**PROVIDED MATERIAL:**
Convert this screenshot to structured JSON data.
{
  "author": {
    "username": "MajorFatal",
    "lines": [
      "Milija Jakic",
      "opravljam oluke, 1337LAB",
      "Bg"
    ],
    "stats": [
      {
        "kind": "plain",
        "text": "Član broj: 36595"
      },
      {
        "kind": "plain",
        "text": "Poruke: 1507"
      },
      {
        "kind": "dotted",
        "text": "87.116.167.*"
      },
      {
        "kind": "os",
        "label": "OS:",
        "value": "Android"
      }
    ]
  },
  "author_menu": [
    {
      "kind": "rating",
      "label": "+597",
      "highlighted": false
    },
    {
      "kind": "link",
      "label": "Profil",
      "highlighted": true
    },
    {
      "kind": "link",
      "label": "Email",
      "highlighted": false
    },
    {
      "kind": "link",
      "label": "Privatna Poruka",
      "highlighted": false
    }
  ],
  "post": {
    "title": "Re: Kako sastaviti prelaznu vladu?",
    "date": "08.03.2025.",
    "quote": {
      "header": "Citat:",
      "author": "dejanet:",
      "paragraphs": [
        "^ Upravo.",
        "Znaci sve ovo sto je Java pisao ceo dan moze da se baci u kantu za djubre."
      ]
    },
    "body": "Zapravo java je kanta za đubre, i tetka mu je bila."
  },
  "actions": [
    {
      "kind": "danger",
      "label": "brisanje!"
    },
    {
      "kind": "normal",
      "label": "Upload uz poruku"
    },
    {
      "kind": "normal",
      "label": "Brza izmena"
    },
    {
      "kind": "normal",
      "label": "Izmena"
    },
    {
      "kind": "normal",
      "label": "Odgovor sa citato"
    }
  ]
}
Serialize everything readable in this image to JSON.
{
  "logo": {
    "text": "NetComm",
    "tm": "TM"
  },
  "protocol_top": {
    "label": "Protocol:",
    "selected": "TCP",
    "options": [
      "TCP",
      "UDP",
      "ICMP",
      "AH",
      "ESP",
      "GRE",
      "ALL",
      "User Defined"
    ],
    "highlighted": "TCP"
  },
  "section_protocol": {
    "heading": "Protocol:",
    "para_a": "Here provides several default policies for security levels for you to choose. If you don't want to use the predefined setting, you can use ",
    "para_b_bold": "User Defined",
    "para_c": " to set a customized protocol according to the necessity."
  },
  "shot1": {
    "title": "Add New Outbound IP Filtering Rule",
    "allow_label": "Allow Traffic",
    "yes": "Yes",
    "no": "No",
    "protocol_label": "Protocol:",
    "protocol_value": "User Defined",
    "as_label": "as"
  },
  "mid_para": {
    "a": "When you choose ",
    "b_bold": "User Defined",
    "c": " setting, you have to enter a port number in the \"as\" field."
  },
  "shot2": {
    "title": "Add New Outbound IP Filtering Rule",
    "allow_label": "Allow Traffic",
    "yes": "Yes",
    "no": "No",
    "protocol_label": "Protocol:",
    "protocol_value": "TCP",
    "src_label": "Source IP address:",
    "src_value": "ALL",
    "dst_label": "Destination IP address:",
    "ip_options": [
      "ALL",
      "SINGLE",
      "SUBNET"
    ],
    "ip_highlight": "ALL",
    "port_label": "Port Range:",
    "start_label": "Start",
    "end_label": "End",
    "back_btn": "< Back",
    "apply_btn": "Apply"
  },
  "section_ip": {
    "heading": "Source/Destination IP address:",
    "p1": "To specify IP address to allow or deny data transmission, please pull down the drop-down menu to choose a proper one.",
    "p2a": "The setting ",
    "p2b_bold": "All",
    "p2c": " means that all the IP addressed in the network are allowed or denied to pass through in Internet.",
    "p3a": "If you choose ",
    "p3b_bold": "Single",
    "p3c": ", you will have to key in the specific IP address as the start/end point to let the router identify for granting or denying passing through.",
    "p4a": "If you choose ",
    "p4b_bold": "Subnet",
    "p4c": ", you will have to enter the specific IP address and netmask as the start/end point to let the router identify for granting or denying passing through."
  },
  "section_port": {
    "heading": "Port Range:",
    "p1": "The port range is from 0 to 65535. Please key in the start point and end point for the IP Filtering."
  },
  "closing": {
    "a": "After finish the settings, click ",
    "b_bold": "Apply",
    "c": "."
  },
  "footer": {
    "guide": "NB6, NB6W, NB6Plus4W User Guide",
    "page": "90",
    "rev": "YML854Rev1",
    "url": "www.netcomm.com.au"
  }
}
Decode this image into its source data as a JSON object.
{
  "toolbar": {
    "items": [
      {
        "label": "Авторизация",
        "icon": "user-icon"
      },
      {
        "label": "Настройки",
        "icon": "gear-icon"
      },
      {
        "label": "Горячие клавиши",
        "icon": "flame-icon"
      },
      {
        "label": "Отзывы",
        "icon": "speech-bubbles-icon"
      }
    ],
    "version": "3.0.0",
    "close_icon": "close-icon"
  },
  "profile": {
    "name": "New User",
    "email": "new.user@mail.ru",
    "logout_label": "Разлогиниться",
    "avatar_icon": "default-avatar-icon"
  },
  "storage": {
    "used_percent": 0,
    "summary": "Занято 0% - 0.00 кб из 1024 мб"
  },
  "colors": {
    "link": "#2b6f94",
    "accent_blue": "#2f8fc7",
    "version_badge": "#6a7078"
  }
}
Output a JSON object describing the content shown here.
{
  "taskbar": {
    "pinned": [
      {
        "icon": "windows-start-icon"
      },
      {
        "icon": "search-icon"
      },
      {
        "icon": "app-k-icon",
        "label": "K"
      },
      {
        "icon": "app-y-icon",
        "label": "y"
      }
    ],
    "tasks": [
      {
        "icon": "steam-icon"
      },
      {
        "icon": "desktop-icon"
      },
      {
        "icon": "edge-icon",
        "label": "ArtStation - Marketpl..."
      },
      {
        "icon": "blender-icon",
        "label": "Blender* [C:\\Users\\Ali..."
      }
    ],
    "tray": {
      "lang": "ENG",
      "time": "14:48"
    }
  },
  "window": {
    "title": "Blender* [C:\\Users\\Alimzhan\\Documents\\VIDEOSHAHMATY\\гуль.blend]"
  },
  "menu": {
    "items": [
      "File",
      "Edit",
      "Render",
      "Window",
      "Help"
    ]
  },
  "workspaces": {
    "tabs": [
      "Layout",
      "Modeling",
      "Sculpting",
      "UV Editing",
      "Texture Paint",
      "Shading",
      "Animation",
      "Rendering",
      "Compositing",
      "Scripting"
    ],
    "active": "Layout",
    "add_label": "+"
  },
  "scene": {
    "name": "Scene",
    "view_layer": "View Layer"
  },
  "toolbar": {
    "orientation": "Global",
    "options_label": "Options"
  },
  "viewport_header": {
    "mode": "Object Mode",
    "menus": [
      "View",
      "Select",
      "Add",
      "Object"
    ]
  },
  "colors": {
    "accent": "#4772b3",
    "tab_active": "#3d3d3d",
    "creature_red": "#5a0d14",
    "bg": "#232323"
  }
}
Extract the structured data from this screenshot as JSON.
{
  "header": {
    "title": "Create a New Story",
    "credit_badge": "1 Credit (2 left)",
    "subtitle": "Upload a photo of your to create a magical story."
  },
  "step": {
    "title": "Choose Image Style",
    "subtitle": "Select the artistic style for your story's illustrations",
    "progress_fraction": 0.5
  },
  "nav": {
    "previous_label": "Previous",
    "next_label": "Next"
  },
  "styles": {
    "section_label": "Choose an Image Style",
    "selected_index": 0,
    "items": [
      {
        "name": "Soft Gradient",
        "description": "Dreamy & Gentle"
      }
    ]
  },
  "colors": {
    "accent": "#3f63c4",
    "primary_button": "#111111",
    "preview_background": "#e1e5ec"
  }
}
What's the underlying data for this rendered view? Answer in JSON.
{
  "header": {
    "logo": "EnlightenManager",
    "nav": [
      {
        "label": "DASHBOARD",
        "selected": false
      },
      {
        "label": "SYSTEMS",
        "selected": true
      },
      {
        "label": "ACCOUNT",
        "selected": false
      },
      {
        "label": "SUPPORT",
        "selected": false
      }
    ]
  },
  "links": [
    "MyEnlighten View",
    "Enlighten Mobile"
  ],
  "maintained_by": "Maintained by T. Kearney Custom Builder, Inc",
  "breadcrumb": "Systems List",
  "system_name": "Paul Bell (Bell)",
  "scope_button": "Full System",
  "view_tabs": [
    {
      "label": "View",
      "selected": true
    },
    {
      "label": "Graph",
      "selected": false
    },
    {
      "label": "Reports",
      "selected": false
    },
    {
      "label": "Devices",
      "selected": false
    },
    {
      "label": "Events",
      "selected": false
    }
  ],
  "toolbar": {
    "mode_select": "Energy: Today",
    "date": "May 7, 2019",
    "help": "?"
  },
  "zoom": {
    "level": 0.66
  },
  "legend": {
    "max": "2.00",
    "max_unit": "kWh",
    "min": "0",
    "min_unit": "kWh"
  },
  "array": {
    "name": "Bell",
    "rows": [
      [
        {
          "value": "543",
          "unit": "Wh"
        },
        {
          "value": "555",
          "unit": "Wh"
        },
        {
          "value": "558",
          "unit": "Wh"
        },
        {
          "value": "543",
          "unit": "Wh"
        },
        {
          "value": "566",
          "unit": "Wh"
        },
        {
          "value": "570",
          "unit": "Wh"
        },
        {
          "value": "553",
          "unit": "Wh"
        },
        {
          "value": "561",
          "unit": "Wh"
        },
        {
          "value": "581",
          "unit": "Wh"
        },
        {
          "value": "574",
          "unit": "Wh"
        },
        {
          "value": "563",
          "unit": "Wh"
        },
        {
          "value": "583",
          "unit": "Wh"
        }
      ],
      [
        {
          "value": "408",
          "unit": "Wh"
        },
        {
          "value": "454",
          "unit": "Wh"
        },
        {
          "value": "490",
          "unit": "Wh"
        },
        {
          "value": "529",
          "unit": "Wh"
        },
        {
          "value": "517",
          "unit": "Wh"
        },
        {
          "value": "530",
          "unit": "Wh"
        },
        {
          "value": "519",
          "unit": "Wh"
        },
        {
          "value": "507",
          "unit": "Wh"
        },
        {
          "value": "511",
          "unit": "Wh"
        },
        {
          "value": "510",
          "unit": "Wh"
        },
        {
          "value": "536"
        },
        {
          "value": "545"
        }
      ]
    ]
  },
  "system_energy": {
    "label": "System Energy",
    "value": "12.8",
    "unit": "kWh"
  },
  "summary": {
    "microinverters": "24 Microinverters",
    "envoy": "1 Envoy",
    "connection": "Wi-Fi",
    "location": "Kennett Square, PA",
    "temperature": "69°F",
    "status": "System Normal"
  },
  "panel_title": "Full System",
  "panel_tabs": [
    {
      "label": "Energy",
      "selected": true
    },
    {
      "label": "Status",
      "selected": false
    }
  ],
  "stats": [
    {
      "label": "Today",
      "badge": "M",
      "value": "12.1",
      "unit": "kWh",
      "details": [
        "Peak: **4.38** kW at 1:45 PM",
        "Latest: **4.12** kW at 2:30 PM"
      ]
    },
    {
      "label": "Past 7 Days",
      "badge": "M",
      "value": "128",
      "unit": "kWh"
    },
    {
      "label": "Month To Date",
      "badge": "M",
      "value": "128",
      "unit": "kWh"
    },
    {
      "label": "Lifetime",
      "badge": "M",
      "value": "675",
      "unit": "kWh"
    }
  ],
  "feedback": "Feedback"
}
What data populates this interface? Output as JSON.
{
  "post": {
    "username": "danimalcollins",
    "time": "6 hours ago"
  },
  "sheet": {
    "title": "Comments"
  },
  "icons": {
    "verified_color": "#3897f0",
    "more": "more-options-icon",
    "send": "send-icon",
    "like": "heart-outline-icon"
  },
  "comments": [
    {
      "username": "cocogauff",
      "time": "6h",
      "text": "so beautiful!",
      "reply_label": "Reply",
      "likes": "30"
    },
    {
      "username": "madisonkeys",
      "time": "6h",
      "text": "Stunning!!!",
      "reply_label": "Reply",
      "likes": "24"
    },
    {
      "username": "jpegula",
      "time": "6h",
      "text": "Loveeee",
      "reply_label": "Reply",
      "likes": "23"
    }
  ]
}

**PROBLEM STATEMENT:**
Collect every line from the records above that contains the word "router".

**WRITTEN ANSWER:**
    "p3c": ", you will have to key in the specific IP address as the start/end point to let the router identify for granting or denying passing through.",
    "p4c": ", you will have to enter the specific IP address and netmask as the start/end point to let the router identify for granting or denying passing through."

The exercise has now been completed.